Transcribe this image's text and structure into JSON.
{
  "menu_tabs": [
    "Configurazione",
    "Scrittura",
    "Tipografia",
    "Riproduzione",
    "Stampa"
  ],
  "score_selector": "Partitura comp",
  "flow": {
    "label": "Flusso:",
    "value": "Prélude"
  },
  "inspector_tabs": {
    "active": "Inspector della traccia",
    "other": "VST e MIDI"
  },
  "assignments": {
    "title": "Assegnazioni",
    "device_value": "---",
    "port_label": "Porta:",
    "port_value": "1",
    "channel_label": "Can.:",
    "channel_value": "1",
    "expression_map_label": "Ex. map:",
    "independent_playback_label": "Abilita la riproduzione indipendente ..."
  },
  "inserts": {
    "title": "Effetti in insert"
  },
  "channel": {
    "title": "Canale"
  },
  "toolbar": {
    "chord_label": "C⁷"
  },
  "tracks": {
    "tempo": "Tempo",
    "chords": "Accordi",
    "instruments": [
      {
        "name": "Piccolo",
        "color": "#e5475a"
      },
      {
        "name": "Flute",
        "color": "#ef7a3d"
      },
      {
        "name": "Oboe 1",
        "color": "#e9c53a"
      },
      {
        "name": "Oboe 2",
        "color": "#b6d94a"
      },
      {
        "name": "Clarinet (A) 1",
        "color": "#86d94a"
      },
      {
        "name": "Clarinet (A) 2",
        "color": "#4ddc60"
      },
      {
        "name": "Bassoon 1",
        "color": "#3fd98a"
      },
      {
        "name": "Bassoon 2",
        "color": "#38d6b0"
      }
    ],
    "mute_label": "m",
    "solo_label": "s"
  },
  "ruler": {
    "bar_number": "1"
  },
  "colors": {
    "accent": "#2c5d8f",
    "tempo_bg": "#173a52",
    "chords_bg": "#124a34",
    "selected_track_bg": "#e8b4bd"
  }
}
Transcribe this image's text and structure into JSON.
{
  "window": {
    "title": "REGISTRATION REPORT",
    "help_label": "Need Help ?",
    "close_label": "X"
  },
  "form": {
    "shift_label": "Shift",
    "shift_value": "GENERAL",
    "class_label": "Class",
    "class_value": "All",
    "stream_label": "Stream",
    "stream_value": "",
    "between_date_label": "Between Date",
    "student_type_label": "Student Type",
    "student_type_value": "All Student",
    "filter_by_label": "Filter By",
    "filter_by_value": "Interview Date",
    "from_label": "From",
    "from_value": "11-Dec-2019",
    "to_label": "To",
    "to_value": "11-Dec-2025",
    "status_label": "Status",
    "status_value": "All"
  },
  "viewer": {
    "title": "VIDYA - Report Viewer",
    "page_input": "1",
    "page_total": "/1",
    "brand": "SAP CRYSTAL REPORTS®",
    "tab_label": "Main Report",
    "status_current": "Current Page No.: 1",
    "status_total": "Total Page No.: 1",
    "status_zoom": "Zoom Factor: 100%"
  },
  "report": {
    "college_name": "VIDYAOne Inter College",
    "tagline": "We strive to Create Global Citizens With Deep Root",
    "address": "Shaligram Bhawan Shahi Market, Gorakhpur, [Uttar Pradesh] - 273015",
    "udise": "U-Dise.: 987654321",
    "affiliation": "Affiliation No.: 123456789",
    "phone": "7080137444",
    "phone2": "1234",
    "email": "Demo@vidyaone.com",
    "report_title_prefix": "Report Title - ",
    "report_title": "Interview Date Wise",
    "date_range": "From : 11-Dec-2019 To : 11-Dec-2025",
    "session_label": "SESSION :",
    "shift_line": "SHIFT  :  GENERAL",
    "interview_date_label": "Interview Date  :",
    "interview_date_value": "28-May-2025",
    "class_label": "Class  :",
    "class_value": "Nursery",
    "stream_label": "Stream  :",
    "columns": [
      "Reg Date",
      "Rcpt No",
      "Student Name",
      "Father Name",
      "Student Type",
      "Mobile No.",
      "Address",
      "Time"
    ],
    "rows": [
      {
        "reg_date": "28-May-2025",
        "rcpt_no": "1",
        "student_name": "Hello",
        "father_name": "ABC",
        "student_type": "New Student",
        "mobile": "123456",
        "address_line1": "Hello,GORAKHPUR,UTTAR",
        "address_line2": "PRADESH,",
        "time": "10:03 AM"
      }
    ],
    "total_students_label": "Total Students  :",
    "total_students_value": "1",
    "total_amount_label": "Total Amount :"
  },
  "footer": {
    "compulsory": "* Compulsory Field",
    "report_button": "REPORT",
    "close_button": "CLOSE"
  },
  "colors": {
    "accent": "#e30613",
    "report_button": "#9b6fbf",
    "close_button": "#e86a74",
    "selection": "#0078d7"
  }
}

----------

GOAL. Copy all the lines, exactly.

TASK OUTPUT.
Transcribe this image's text and structure into JSON.
{
  "menu_tabs": [
    "Configurazione",
    "Scrittura",
    "Tipografia",
    "Riproduzione",
    "Stampa"
  ],
  "score_selector": "Partitura comp",
  "flow": {
    "label": "Flusso:",
    "value": "Prélude"
  },
  "inspector_tabs": {
    "active": "Inspector della traccia",
    "other": "VST e MIDI"
  },
  "assignments": {
    "title": "Assegnazioni",
    "device_value": "---",
    "port_label": "Porta:",
    "port_value": "1",
    "channel_label": "Can.:",
    "channel_value": "1",
    "expression_map_label": "Ex. map:",
    "independent_playback_label": "Abilita la riproduzione indipendente ..."
  },
  "inserts": {
    "title": "Effetti in insert"
  },
  "channel": {
    "title": "Canale"
  },
  "toolbar": {
    "chord_label": "C⁷"
  },
  "tracks": {
    "tempo": "Tempo",
    "chords": "Accordi",
    "instruments": [
      {
        "name": "Piccolo",
        "color": "#e5475a"
      },
      {
        "name": "Flute",
        "color": "#ef7a3d"
      },
      {
        "name": "Oboe 1",
        "color": "#e9c53a"
      },
      {
        "name": "Oboe 2",
        "color": "#b6d94a"
      },
      {
        "name": "Clarinet (A) 1",
        "color": "#86d94a"
      },
      {
        "name": "Clarinet (A) 2",
        "color": "#4ddc60"
      },
      {
        "name": "Bassoon 1",
        "color": "#3fd98a"
      },
      {
        "name": "Bassoon 2",
        "color": "#38d6b0"
      }
    ],
    "mute_label": "m",
    "solo_label": "s"
  },
  "ruler": {
    "bar_number": "1"
  },
  "colors": {
    "accent": "#2c5d8f",
    "tempo_bg": "#173a52",
    "chords_bg": "#124a34",
    "selected_track_bg": "#e8b4bd"
  }
}
Transcribe this image's text and structure into JSON.
{
  "window": {
    "title": "REGISTRATION REPORT",
    "help_label": "Need Help ?",
    "close_label": "X"
  },
  "form": {
    "shift_label": "Shift",
    "shift_value": "GENERAL",
    "class_label": "Class",
    "class_value": "All",
    "stream_label": "Stream",
    "stream_value": "",
    "between_date_label": "Between Date",
    "student_type_label": "Student Type",
    "student_type_value": "All Student",
    "filter_by_label": "Filter By",
    "filter_by_value": "Interview Date",
    "from_label": "From",
    "from_value": "11-Dec-2019",
    "to_label": "To",
    "to_value": "11-Dec-2025",
    "status_label": "Status",
    "status_value": "All"
  },
  "viewer": {
    "title": "VIDYA - Report Viewer",
    "page_input": "1",
    "page_total": "/1",
    "brand": "SAP CRYSTAL REPORTS®",
    "tab_label": "Main Report",
    "status_current": "Current Page No.: 1",
    "status_total": "Total Page No.: 1",
    "status_zoom": "Zoom Factor: 100%"
  },
  "report": {
    "college_name": "VIDYAOne Inter College",
    "tagline": "We strive to Create Global Citizens With Deep Root",
    "address": "Shaligram Bhawan Shahi Market, Gorakhpur, [Uttar Pradesh] - 273015",
    "udise": "U-Dise.: 987654321",
    "affiliation": "Affiliation No.: 123456789",
    "phone": "7080137444",
    "phone2": "1234",
    "email": "Demo@vidyaone.com",
    "report_title_prefix": "Report Title - ",
    "report_title": "Interview Date Wise",
    "date_range": "From : 11-Dec-2019 To : 11-Dec-2025",
    "session_label": "SESSION :",
    "shift_line": "SHIFT  :  GENERAL",
    "interview_date_label": "Interview Date  :",
    "interview_date_value": "28-May-2025",
    "class_label": "Class  :",
    "class_value": "Nursery",
    "stream_label": "Stream  :",
    "columns": [
      "Reg Date",
      "Rcpt No",
      "Student Name",
      "Father Name",
      "Student Type",
      "Mobile No.",
      "Address",
      "Time"
    ],
    "rows": [
      {
        "reg_date": "28-May-2025",
        "rcpt_no": "1",
        "student_name": "Hello",
        "father_name": "ABC",
        "student_type": "New Student",
        "mobile": "123456",
        "address_line1": "Hello,GORAKHPUR,UTTAR",
        "address_line2": "PRADESH,",
        "time": "10:03 AM"
      }
    ],
    "total_students_label": "Total Students  :",
    "total_students_value": "1",
    "total_amount_label": "Total Amount :"
  },
  "footer": {
    "compulsory": "* Compulsory Field",
    "report_button": "REPORT",
    "close_button": "CLOSE"
  },
  "colors": {
    "accent": "#e30613",
    "report_button": "#9b6fbf",
    "close_button": "#e86a74",
    "selection": "#0078d7"
  }
}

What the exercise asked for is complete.